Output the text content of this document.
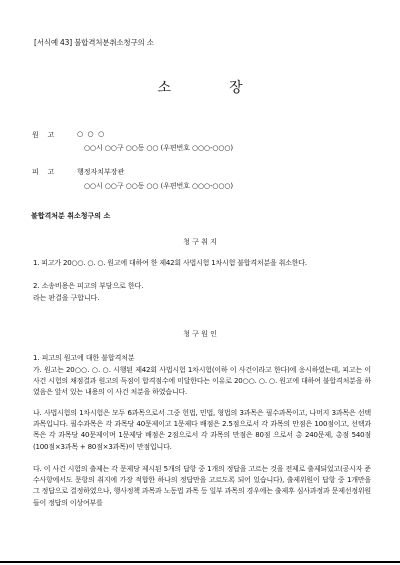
[서식예 43] 불합격처분취소청구의 소
소	장
원    고	○  ○  ○
○○시 ○○구 ○○동 ○○ (우편번호 ○○○-○○○)
피    고	행정자치부장관
○○시 ○○구 ○○동 ○○ (우편번호 ○○○-○○○)
불합격처분 취소청구의 소
청 구 취 지
1. 피고가 20○○. ○. ○. 원고에 대하여 한 제42회 사법시험 1차시험 불합격처분을 취소한다.
2. 소송비용은 피고의 부담으로 한다.
라는 판결을 구합니다.
청 구 원 인
1. 피고의 원고에 대한 불합격처분
가. 원고는 20○○. ○. ○. 시행된 제42회 사법시험 1차시험(이하 이 사건이라고 한다)에 응시하였는데, 피고는 이 사건 시험의 채점결과 원고의 득점이 합격점수에 미달한다는 이유로 20○○. ○. ○. 원고에 대하여 불합격처분을 하였음은 앞서 있는 내용의 이 사건 처분을 하였습니다.
나. 사법시험의 1차시험은 모두 6과목으로서 그중 헌법, 민법, 형법의 3과목은 필수과목이고, 나머지 3과목은 선택과목입니다. 필수과목은 각 과목당 40문제이고 1문제다 배점은 2.5점으로서 각 과목의 만점은 100점이고, 선택과목은 각 과목당 40문제이며 1문제당 배점은 2점으로서 각 과목의 만점은 80점 으로서 총 240문제, 총점 540점(100점×3과목 + 80점×3과목)이 만점입니다.
다. 이 사건 시험의 출제는 각 문제당 제시된 5개의 답항 중 1개의 정답을 고르는 것을 전제로 출제되었고(공시자 준수사항에서도 문항의 취지에 가장 적합한 하나의 정답만을 고르도록 되어 있습니다), 출제위원이 답항 중 1개만을 그 정답으로 결정하였으나, 행사정책 과목과 노동법 과목 등 일부 과목의 경우에는 출제후 심사과정과 문제선정위원들이 정답의 이상여부를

Work to be completed: Nothing in the entries above should change when they are printed again, except that the pictures are dropped.

Result of the exercise:
Output the text content of this document.
[서식예 43] 불합격처분취소청구의 소
소	장
원    고	○  ○  ○
○○시 ○○구 ○○동 ○○ (우편번호 ○○○-○○○)
피    고	행정자치부장관
○○시 ○○구 ○○동 ○○ (우편번호 ○○○-○○○)
불합격처분 취소청구의 소
청 구 취 지
1. 피고가 20○○. ○. ○. 원고에 대하여 한 제42회 사법시험 1차시험 불합격처분을 취소한다.
2. 소송비용은 피고의 부담으로 한다.
라는 판결을 구합니다.
청 구 원 인
1. 피고의 원고에 대한 불합격처분
가. 원고는 20○○. ○. ○. 시행된 제42회 사법시험 1차시험(이하 이 사건이라고 한다)에 응시하였는데, 피고는 이 사건 시험의 채점결과 원고의 득점이 합격점수에 미달한다는 이유로 20○○. ○. ○. 원고에 대하여 불합격처분을 하였음은 앞서 있는 내용의 이 사건 처분을 하였습니다.
나. 사법시험의 1차시험은 모두 6과목으로서 그중 헌법, 민법, 형법의 3과목은 필수과목이고, 나머지 3과목은 선택과목입니다. 필수과목은 각 과목당 40문제이고 1문제다 배점은 2.5점으로서 각 과목의 만점은 100점이고, 선택과목은 각 과목당 40문제이며 1문제당 배점은 2점으로서 각 과목의 만점은 80점 으로서 총 240문제, 총점 540점(100점×3과목 + 80점×3과목)이 만점입니다.
다. 이 사건 시험의 출제는 각 문제당 제시된 5개의 답항 중 1개의 정답을 고르는 것을 전제로 출제되었고(공시자 준수사항에서도 문항의 취지에 가장 적합한 하나의 정답만을 고르도록 되어 있습니다), 출제위원이 답항 중 1개만을 그 정답으로 결정하였으나, 행사정책 과목과 노동법 과목 등 일부 과목의 경우에는 출제후 심사과정과 문제선정위원들이 정답의 이상여부를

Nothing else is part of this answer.